Task directions ->
What you return should match every record exactly, with the images removed.
-------- Input rows --------
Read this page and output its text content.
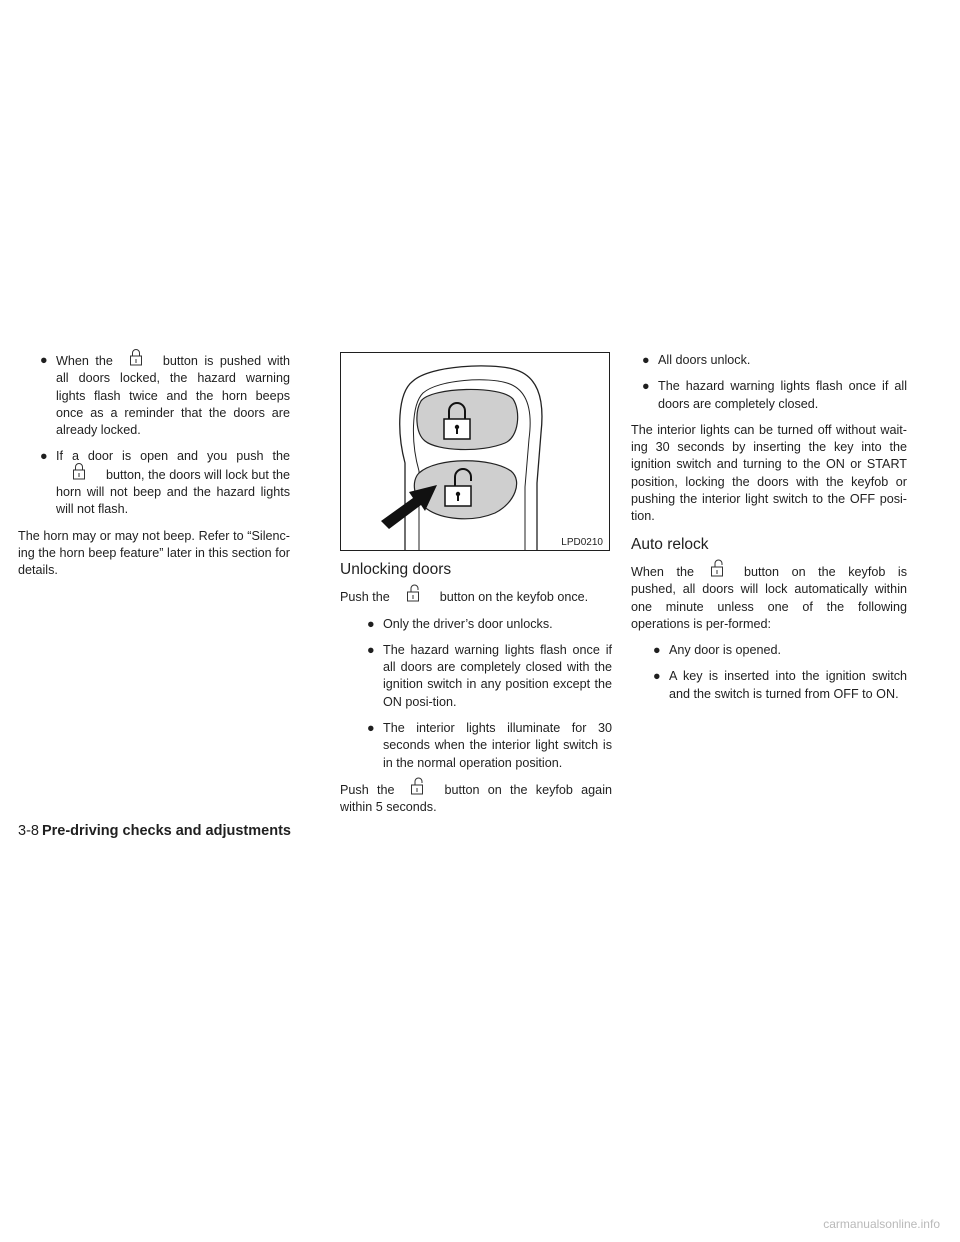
● When the	button is pushed with all doors locked, the hazard warning lights flash twice and the horn beeps once as a reminder that the doors are already locked.
● If a door is open and you push the
button, the doors will lock but the horn will not beep and the hazard lights will not flash.

The horn may or may not beep. Refer to “Silenc-ing the horn beep feature” later in this section for details.

LPD0210
Unlocking doors

Push the	button on the keyfob once.

● Only the driver’s door unlocks.
● The hazard warning lights flash once if all doors are completely closed with the ignition switch in any position except the ON posi-tion.
● The interior lights illuminate for 30 seconds when the interior light switch is in the normal operation position.

Push the	button on the keyfob again within 5 seconds.

● All doors unlock.
● The hazard warning lights flash once if all doors are completely closed.

The interior lights can be turned off without wait-ing 30 seconds by inserting the key into the ignition switch and turning to the ON or START position, locking the doors with the keyfob or pushing the interior light switch to the OFF posi-tion.

Auto relock

When the	button on the keyfob is pushed, all doors will lock automatically within one minute unless one of the following operations is per-formed:

● Any door is opened.
● A key is inserted into the ignition switch and the switch is turned from OFF to ON.
3-8 Pre-driving checks and adjustments
carmanualsonline.info
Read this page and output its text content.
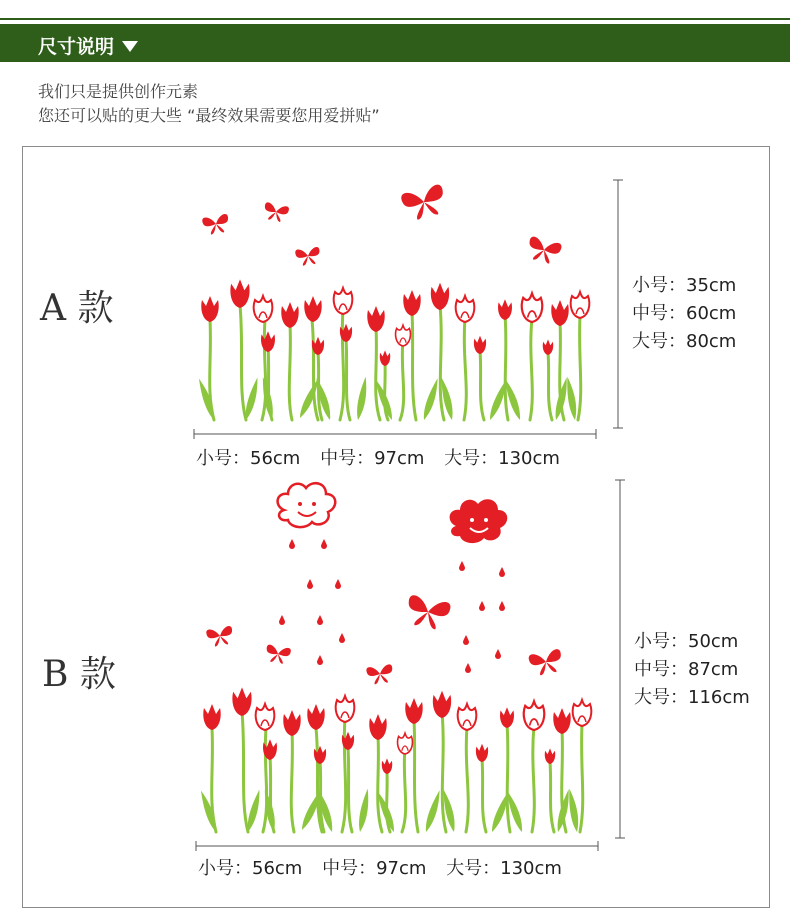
尺寸说明
我们只是提供创作元素
您还可以贴的更大些 “最终效果需要您用爱拼贴”
A 款
小号：35cm
中号：60cm
大号：80cm
小号：56cm 中号：97cm 大号：130cm
B 款
小号：50cm
中号：87cm
大号：116cm
小号：56cm 中号：97cm 大号：130cm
--------
Answer to this exercise ->
Read this page and output its text content.
● When the	button is pushed with all doors locked, the hazard warning lights flash twice and the horn beeps once as a reminder that the doors are already locked.
● If a door is open and you push the
button, the doors will lock but the horn will not beep and the hazard lights will not flash.

The horn may or may not beep. Refer to “Silenc-ing the horn beep feature” later in this section for details.

LPD0210
Unlocking doors

Push the	button on the keyfob once.

● Only the driver’s door unlocks.
● The hazard warning lights flash once if all doors are completely closed with the ignition switch in any position except the ON posi-tion.
● The interior lights illuminate for 30 seconds when the interior light switch is in the normal operation position.

Push the	button on the keyfob again within 5 seconds.

● All doors unlock.
● The hazard warning lights flash once if all doors are completely closed.

The interior lights can be turned off without wait-ing 30 seconds by inserting the key into the ignition switch and turning to the ON or START position, locking the doors with the keyfob or pushing the interior light switch to the OFF posi-tion.

Auto relock

When the	button on the keyfob is pushed, all doors will lock automatically within one minute unless one of the following operations is per-formed:

● Any door is opened.
● A key is inserted into the ignition switch and the switch is turned from OFF to ON.
3-8 Pre-driving checks and adjustments
carmanualsonline.info
Read this page and output its text content.
尺寸说明
我们只是提供创作元素
您还可以贴的更大些 “最终效果需要您用爱拼贴”
A 款
小号：35cm
中号：60cm
大号：80cm
小号：56cm 中号：97cm 大号：130cm
B 款
小号：50cm
中号：87cm
大号：116cm
小号：56cm 中号：97cm 大号：130cm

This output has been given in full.